_DIRECTIONS FOR THIS TASK_.
All entries below need to be written out exactly, but without their pictures.

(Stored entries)
◇ ◇ ◇ ◇ ◇ ◇ ◇

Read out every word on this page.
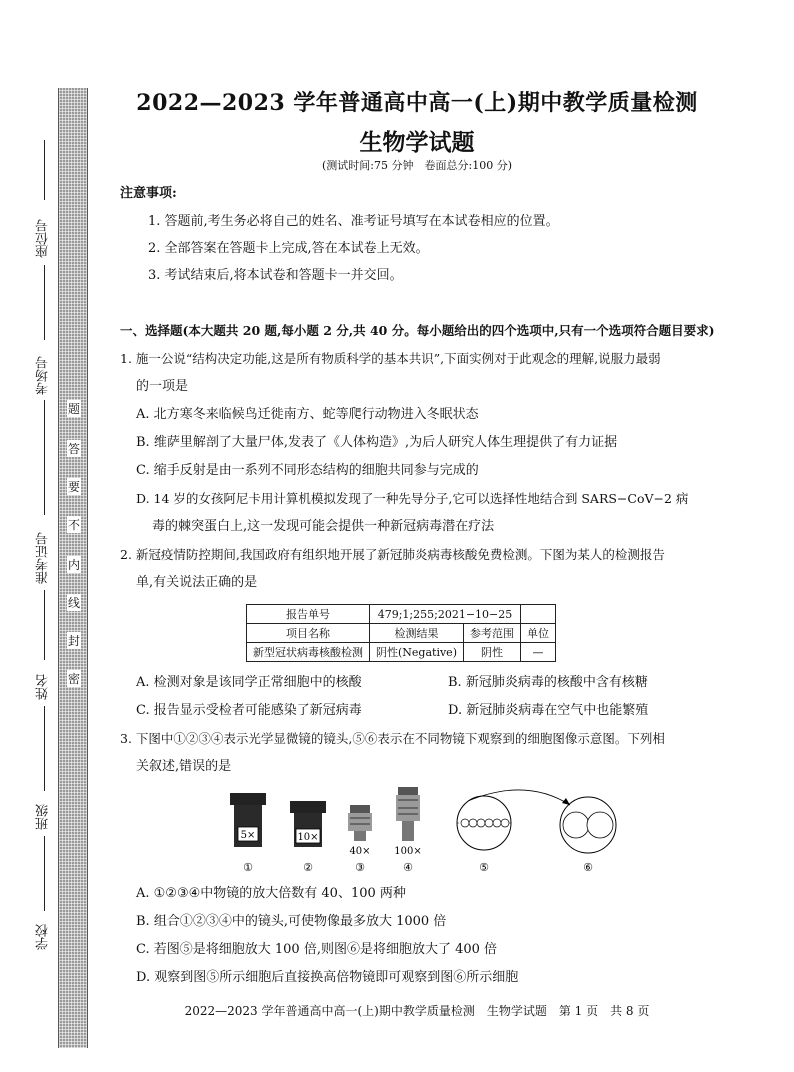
座位号
考场号
准考证号
姓名
班级
学校
题
答
要
不
内
线
封
密
2022—2023 学年普通高中高一(上)期中教学质量检测
生物学试题
(测试时间:75 分钟　卷面总分:100 分)
注意事项:
1. 答题前,考生务必将自己的姓名、准考证号填写在本试卷相应的位置。
2. 全部答案在答题卡上完成,答在本试卷上无效。
3. 考试结束后,将本试卷和答题卡一并交回。
一、选择题(本大题共 20 题,每小题 2 分,共 40 分。每小题给出的四个选项中,只有一个选项符合题目要求)
1. 施一公说“结构决定功能,这是所有物质科学的基本共识”,下面实例对于此观念的理解,说服力最弱
的一项是
A. 北方寒冬来临候鸟迁徙南方、蛇等爬行动物进入冬眠状态
B. 维萨里解剖了大量尸体,发表了《人体构造》,为后人研究人体生理提供了有力证据
C. 缩手反射是由一系列不同形态结构的细胞共同参与完成的
D. 14 岁的女孩阿尼卡用计算机模拟发现了一种先导分子,它可以选择性地结合到 SARS−CoV−2 病
毒的棘突蛋白上,这一发现可能会提供一种新冠病毒潜在疗法
2. 新冠疫情防控期间,我国政府有组织地开展了新冠肺炎病毒核酸免费检测。下图为某人的检测报告
单,有关说法正确的是
报告单号	479;1;255;2021−10−25		
项目名称	检测结果	参考范围	单位
新型冠状病毒核酸检测	阴性(Negative)	阴性	—
A. 检测对象是该同学正常细胞中的核酸	B. 新冠肺炎病毒的核酸中含有核糖
C. 报告显示受检者可能感染了新冠病毒	D. 新冠肺炎病毒在空气中也能繁殖
3. 下图中①②③④表示光学显微镜的镜头,⑤⑥表示在不同物镜下观察到的细胞图像示意图。下列相
关叙述,错误的是
5×	10×
40× 100×
①	②	③	④	⑤	⑥
A. ①②③④中物镜的放大倍数有 40、100 两种
B. 组合①②③④中的镜头,可使物像最多放大 1000 倍
C. 若图⑤是将细胞放大 100 倍,则图⑥是将细胞放大了 400 倍
D. 观察到图⑤所示细胞后直接换高倍物镜即可观察到图⑥所示细胞
2022—2023 学年普通高中高一(上)期中教学质量检测　生物学试题　第 1 页　共 8 页
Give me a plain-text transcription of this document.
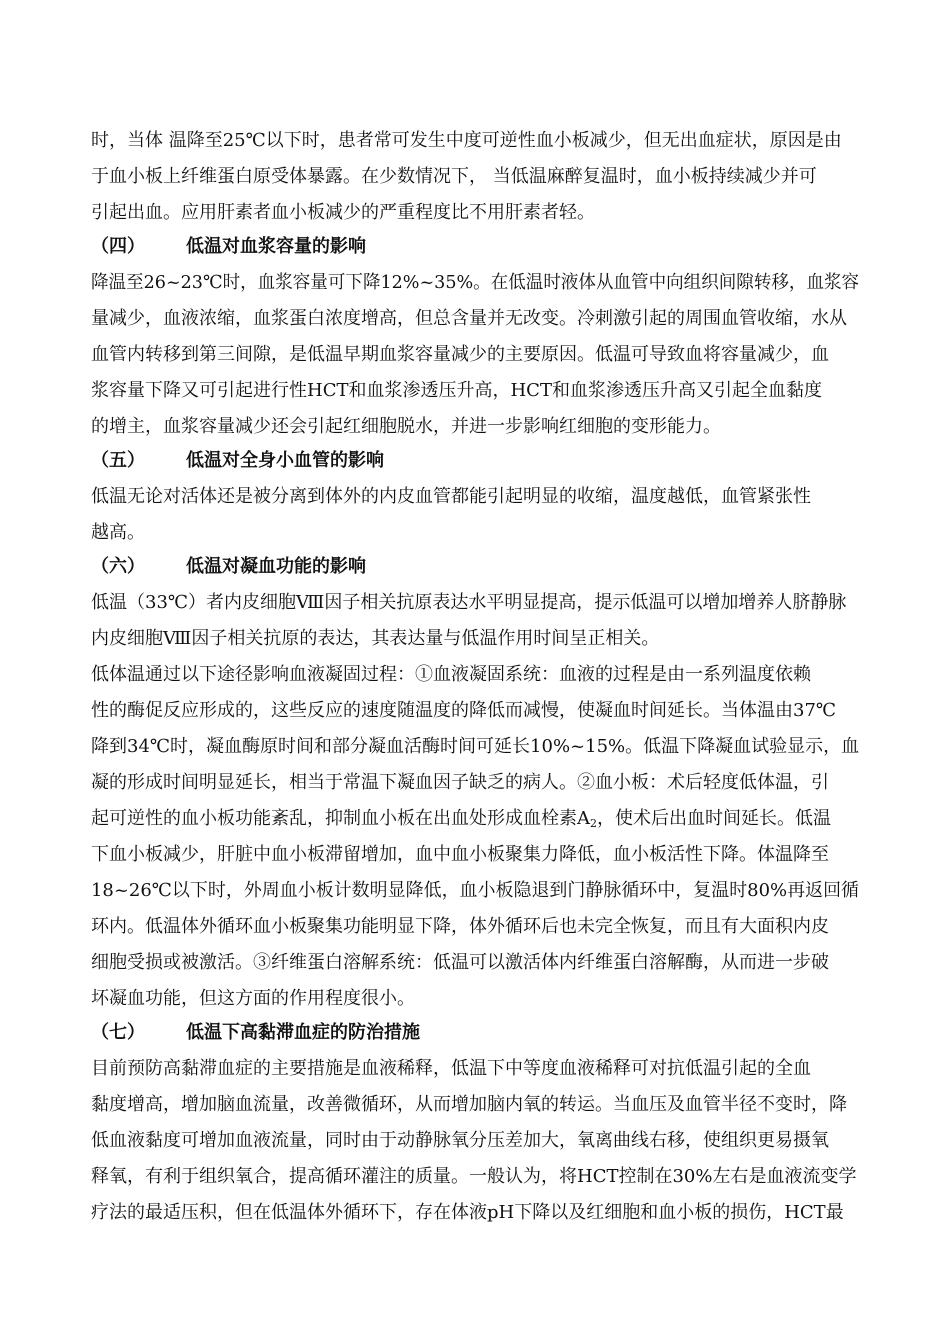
时，当体 温降至25℃以下时，患者常可发生中度可逆性血小板减少，但无出血症状，原因是由
于血小板上纤维蛋白原受体暴露。在少数情况下， 当低温麻醉复温时，血小板持续减少并可
引起出血。应用肝素者血小板减少的严重程度比不用肝素者轻。
（四） 低温对血浆容量的影响
降温至26~23℃时，血浆容量可下降12%~35%。在低温时液体从血管中向组织间隙转移，血浆容
量减少，血液浓缩，血浆蛋白浓度增高，但总含量并无改变。冷刺激引起的周围血管收缩，水从
血管内转移到第三间隙，是低温早期血浆容量减少的主要原因。低温可导致血将容量减少，血
浆容量下降又可引起进行性HCT和血浆渗透压升高，HCT和血浆渗透压升高又引起全血黏度
的增主，血浆容量减少还会引起红细胞脱水，并进一步影响红细胞的变形能力。
（五） 低温对全身小血管的影响
低温无论对活体还是被分离到体外的内皮血管都能引起明显的收缩，温度越低，血管紧张性
越高。
（六） 低温对凝血功能的影响
低温（33℃）者内皮细胞Ⅷ因子相关抗原表达水平明显提高，提示低温可以增加增养人脐静脉
内皮细胞Ⅷ因子相关抗原的表达，其表达量与低温作用时间呈正相关。
低体温通过以下途径影响血液凝固过程：①血液凝固系统：血液的过程是由一系列温度依赖
性的酶促反应形成的，这些反应的速度随温度的降低而减慢，使凝血时间延长。当体温由37℃
降到34℃时，凝血酶原时间和部分凝血活酶时间可延长10%~15%。低温下降凝血试验显示，血
凝的形成时间明显延长，相当于常温下凝血因子缺乏的病人。②血小板：术后轻度低体温，引
起可逆性的血小板功能紊乱，抑制血小板在出血处形成血栓素$A_2$，使术后出血时间延长。低温
下血小板减少，肝脏中血小板滞留增加，血中血小板聚集力降低，血小板活性下降。体温降至
18~26℃以下时，外周血小板计数明显降低，血小板隐退到门静脉循环中，复温时80%再返回循
环内。低温体外循环血小板聚集功能明显下降，体外循环后也未完全恢复，而且有大面积内皮
细胞受损或被激活。③纤维蛋白溶解系统：低温可以激活体内纤维蛋白溶解酶，从而进一步破
坏凝血功能，但这方面的作用程度很小。
（七） 低温下高黏滞血症的防治措施
目前预防高黏滞血症的主要措施是血液稀释，低温下中等度血液稀释可对抗低温引起的全血
黏度增高，增加脑血流量，改善微循环，从而增加脑内氧的转运。当血压及血管半径不变时，降
低血液黏度可增加血液流量，同时由于动静脉氧分压差加大，氧离曲线右移，使组织更易摄氧
释氧，有利于组织氧合，提高循环灌注的质量。一般认为，将HCT控制在30%左右是血液流变学
疗法的最适压积，但在低温体外循环下，存在体液pH下降以及红细胞和血小板的损伤，HCT最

◇ ◇ ◇ ◇ ◇ ◇ ◇

_OUTPUT FOR THIS TASK_.
Read out every word on this page.
座位号
考场号
准考证号
姓名
班级
学校
题
答
要
不
内
线
封
密
2022—2023 学年普通高中高一(上)期中教学质量检测
生物学试题
(测试时间:75 分钟　卷面总分:100 分)
注意事项:
1. 答题前,考生务必将自己的姓名、准考证号填写在本试卷相应的位置。
2. 全部答案在答题卡上完成,答在本试卷上无效。
3. 考试结束后,将本试卷和答题卡一并交回。
一、选择题(本大题共 20 题,每小题 2 分,共 40 分。每小题给出的四个选项中,只有一个选项符合题目要求)
1. 施一公说“结构决定功能,这是所有物质科学的基本共识”,下面实例对于此观念的理解,说服力最弱
的一项是
A. 北方寒冬来临候鸟迁徙南方、蛇等爬行动物进入冬眠状态
B. 维萨里解剖了大量尸体,发表了《人体构造》,为后人研究人体生理提供了有力证据
C. 缩手反射是由一系列不同形态结构的细胞共同参与完成的
D. 14 岁的女孩阿尼卡用计算机模拟发现了一种先导分子,它可以选择性地结合到 SARS−CoV−2 病
毒的棘突蛋白上,这一发现可能会提供一种新冠病毒潜在疗法
2. 新冠疫情防控期间,我国政府有组织地开展了新冠肺炎病毒核酸免费检测。下图为某人的检测报告
单,有关说法正确的是
报告单号	479;1;255;2021−10−25		
项目名称	检测结果	参考范围	单位
新型冠状病毒核酸检测	阴性(Negative)	阴性	—
A. 检测对象是该同学正常细胞中的核酸	B. 新冠肺炎病毒的核酸中含有核糖
C. 报告显示受检者可能感染了新冠病毒	D. 新冠肺炎病毒在空气中也能繁殖
3. 下图中①②③④表示光学显微镜的镜头,⑤⑥表示在不同物镜下观察到的细胞图像示意图。下列相
关叙述,错误的是
5×	10×
40× 100×
①	②	③	④	⑤	⑥
A. ①②③④中物镜的放大倍数有 40、100 两种
B. 组合①②③④中的镜头,可使物像最多放大 1000 倍
C. 若图⑤是将细胞放大 100 倍,则图⑥是将细胞放大了 400 倍
D. 观察到图⑤所示细胞后直接换高倍物镜即可观察到图⑥所示细胞
2022—2023 学年普通高中高一(上)期中教学质量检测　生物学试题　第 1 页　共 8 页
Give me a plain-text transcription of this document.
时，当体 温降至25℃以下时，患者常可发生中度可逆性血小板减少，但无出血症状，原因是由
于血小板上纤维蛋白原受体暴露。在少数情况下， 当低温麻醉复温时，血小板持续减少并可
引起出血。应用肝素者血小板减少的严重程度比不用肝素者轻。
（四） 低温对血浆容量的影响
降温至26~23℃时，血浆容量可下降12%~35%。在低温时液体从血管中向组织间隙转移，血浆容
量减少，血液浓缩，血浆蛋白浓度增高，但总含量并无改变。冷刺激引起的周围血管收缩，水从
血管内转移到第三间隙，是低温早期血浆容量减少的主要原因。低温可导致血将容量减少，血
浆容量下降又可引起进行性HCT和血浆渗透压升高，HCT和血浆渗透压升高又引起全血黏度
的增主，血浆容量减少还会引起红细胞脱水，并进一步影响红细胞的变形能力。
（五） 低温对全身小血管的影响
低温无论对活体还是被分离到体外的内皮血管都能引起明显的收缩，温度越低，血管紧张性
越高。
（六） 低温对凝血功能的影响
低温（33℃）者内皮细胞Ⅷ因子相关抗原表达水平明显提高，提示低温可以增加增养人脐静脉
内皮细胞Ⅷ因子相关抗原的表达，其表达量与低温作用时间呈正相关。
低体温通过以下途径影响血液凝固过程：①血液凝固系统：血液的过程是由一系列温度依赖
性的酶促反应形成的，这些反应的速度随温度的降低而减慢，使凝血时间延长。当体温由37℃
降到34℃时，凝血酶原时间和部分凝血活酶时间可延长10%~15%。低温下降凝血试验显示，血
凝的形成时间明显延长，相当于常温下凝血因子缺乏的病人。②血小板：术后轻度低体温，引
起可逆性的血小板功能紊乱，抑制血小板在出血处形成血栓素$A_2$，使术后出血时间延长。低温
下血小板减少，肝脏中血小板滞留增加，血中血小板聚集力降低，血小板活性下降。体温降至
18~26℃以下时，外周血小板计数明显降低，血小板隐退到门静脉循环中，复温时80%再返回循
环内。低温体外循环血小板聚集功能明显下降，体外循环后也未完全恢复，而且有大面积内皮
细胞受损或被激活。③纤维蛋白溶解系统：低温可以激活体内纤维蛋白溶解酶，从而进一步破
坏凝血功能，但这方面的作用程度很小。
（七） 低温下高黏滞血症的防治措施
目前预防高黏滞血症的主要措施是血液稀释，低温下中等度血液稀释可对抗低温引起的全血
黏度增高，增加脑血流量，改善微循环，从而增加脑内氧的转运。当血压及血管半径不变时，降
低血液黏度可增加血液流量，同时由于动静脉氧分压差加大，氧离曲线右移，使组织更易摄氧
释氧，有利于组织氧合，提高循环灌注的质量。一般认为，将HCT控制在30%左右是血液流变学
疗法的最适压积，但在低温体外循环下，存在体液pH下降以及红细胞和血小板的损伤，HCT最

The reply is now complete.